# WRITTEN EXERCISE
Quote the data below in full, please, without altering anything.

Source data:
-- START --

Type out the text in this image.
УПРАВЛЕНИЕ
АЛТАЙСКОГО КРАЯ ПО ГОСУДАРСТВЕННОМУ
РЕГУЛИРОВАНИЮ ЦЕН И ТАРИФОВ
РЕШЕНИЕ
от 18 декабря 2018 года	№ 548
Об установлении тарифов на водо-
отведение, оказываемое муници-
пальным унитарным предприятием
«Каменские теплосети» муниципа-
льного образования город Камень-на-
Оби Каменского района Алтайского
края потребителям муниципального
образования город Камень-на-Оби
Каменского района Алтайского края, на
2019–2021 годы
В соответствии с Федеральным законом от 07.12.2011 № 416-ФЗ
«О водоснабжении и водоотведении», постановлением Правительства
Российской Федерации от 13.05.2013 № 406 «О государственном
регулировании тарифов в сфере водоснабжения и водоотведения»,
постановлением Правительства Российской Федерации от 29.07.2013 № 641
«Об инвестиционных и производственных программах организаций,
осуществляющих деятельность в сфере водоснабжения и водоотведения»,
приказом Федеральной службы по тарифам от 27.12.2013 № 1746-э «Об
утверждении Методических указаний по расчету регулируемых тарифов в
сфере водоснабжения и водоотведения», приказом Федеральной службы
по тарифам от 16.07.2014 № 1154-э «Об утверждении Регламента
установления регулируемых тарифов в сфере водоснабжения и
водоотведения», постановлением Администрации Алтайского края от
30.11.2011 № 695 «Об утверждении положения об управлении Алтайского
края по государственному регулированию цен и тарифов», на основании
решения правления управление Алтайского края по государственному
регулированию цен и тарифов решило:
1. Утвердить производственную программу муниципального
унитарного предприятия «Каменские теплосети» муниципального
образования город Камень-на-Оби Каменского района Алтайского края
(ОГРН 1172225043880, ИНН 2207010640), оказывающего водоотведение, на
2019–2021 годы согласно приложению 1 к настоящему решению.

-- END --

# EXPECTED OUTPUT
Type out the text in this image.
УПРАВЛЕНИЕ
АЛТАЙСКОГО КРАЯ ПО ГОСУДАРСТВЕННОМУ
РЕГУЛИРОВАНИЮ ЦЕН И ТАРИФОВ
РЕШЕНИЕ
от 18 декабря 2018 года	№ 548
Об установлении тарифов на водо-
отведение, оказываемое муници-
пальным унитарным предприятием
«Каменские теплосети» муниципа-
льного образования город Камень-на-
Оби Каменского района Алтайского
края потребителям муниципального
образования город Камень-на-Оби
Каменского района Алтайского края, на
2019–2021 годы
В соответствии с Федеральным законом от 07.12.2011 № 416-ФЗ
«О водоснабжении и водоотведении», постановлением Правительства
Российской Федерации от 13.05.2013 № 406 «О государственном
регулировании тарифов в сфере водоснабжения и водоотведения»,
постановлением Правительства Российской Федерации от 29.07.2013 № 641
«Об инвестиционных и производственных программах организаций,
осуществляющих деятельность в сфере водоснабжения и водоотведения»,
приказом Федеральной службы по тарифам от 27.12.2013 № 1746-э «Об
утверждении Методических указаний по расчету регулируемых тарифов в
сфере водоснабжения и водоотведения», приказом Федеральной службы
по тарифам от 16.07.2014 № 1154-э «Об утверждении Регламента
установления регулируемых тарифов в сфере водоснабжения и
водоотведения», постановлением Администрации Алтайского края от
30.11.2011 № 695 «Об утверждении положения об управлении Алтайского
края по государственному регулированию цен и тарифов», на основании
решения правления управление Алтайского края по государственному
регулированию цен и тарифов решило:
1. Утвердить производственную программу муниципального
унитарного предприятия «Каменские теплосети» муниципального
образования город Камень-на-Оби Каменского района Алтайского края
(ОГРН 1172225043880, ИНН 2207010640), оказывающего водоотведение, на
2019–2021 годы согласно приложению 1 к настоящему решению.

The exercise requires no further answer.